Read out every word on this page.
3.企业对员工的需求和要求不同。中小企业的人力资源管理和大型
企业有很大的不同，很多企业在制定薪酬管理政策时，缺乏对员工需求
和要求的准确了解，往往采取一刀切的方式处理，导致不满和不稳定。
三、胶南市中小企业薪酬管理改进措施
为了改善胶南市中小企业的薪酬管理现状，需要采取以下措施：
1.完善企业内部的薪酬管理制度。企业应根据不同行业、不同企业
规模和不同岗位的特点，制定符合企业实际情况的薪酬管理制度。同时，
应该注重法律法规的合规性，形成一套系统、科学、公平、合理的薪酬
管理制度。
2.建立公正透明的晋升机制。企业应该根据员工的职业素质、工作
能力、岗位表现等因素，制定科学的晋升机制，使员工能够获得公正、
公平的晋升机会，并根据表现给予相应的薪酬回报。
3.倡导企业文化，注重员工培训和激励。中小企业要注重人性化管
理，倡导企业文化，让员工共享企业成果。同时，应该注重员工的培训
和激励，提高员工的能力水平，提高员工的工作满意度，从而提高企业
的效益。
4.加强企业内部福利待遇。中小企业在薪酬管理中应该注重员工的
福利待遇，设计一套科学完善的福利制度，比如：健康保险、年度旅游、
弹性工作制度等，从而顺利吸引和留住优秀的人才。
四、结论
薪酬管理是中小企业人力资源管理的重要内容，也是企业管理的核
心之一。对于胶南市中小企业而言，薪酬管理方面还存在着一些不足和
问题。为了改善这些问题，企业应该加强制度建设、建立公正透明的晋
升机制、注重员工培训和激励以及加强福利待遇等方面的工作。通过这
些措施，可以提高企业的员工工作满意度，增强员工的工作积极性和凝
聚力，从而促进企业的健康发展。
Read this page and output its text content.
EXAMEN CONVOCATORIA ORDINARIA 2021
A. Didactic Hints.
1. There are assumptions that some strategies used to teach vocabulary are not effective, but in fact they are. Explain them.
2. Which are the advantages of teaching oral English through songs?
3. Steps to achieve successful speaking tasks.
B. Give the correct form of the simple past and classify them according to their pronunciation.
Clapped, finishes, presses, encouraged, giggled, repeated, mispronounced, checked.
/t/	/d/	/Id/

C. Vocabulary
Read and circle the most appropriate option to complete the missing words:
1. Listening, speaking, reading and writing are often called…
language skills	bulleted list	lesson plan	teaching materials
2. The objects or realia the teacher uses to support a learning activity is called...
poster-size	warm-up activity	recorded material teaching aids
━━━━━━━━━━━━━━━━━━━━
- Do this: Write out every entry again exactly, please, with nothing missing.

- Task solution:
Read out every word on this page.
3.企业对员工的需求和要求不同。中小企业的人力资源管理和大型
企业有很大的不同，很多企业在制定薪酬管理政策时，缺乏对员工需求
和要求的准确了解，往往采取一刀切的方式处理，导致不满和不稳定。
三、胶南市中小企业薪酬管理改进措施
为了改善胶南市中小企业的薪酬管理现状，需要采取以下措施：
1.完善企业内部的薪酬管理制度。企业应根据不同行业、不同企业
规模和不同岗位的特点，制定符合企业实际情况的薪酬管理制度。同时，
应该注重法律法规的合规性，形成一套系统、科学、公平、合理的薪酬
管理制度。
2.建立公正透明的晋升机制。企业应该根据员工的职业素质、工作
能力、岗位表现等因素，制定科学的晋升机制，使员工能够获得公正、
公平的晋升机会，并根据表现给予相应的薪酬回报。
3.倡导企业文化，注重员工培训和激励。中小企业要注重人性化管
理，倡导企业文化，让员工共享企业成果。同时，应该注重员工的培训
和激励，提高员工的能力水平，提高员工的工作满意度，从而提高企业
的效益。
4.加强企业内部福利待遇。中小企业在薪酬管理中应该注重员工的
福利待遇，设计一套科学完善的福利制度，比如：健康保险、年度旅游、
弹性工作制度等，从而顺利吸引和留住优秀的人才。
四、结论
薪酬管理是中小企业人力资源管理的重要内容，也是企业管理的核
心之一。对于胶南市中小企业而言，薪酬管理方面还存在着一些不足和
问题。为了改善这些问题，企业应该加强制度建设、建立公正透明的晋
升机制、注重员工培训和激励以及加强福利待遇等方面的工作。通过这
些措施，可以提高企业的员工工作满意度，增强员工的工作积极性和凝
聚力，从而促进企业的健康发展。
Read this page and output its text content.
EXAMEN CONVOCATORIA ORDINARIA 2021
A. Didactic Hints.
1. There are assumptions that some strategies used to teach vocabulary are not effective, but in fact they are. Explain them.
2. Which are the advantages of teaching oral English through songs?
3. Steps to achieve successful speaking tasks.
B. Give the correct form of the simple past and classify them according to their pronunciation.
Clapped, finishes, presses, encouraged, giggled, repeated, mispronounced, checked.
/t/	/d/	/Id/

C. Vocabulary
Read and circle the most appropriate option to complete the missing words:
1. Listening, speaking, reading and writing are often called…
language skills	bulleted list	lesson plan	teaching materials
2. The objects or realia the teacher uses to support a learning activity is called...
poster-size	warm-up activity	recorded material teaching aids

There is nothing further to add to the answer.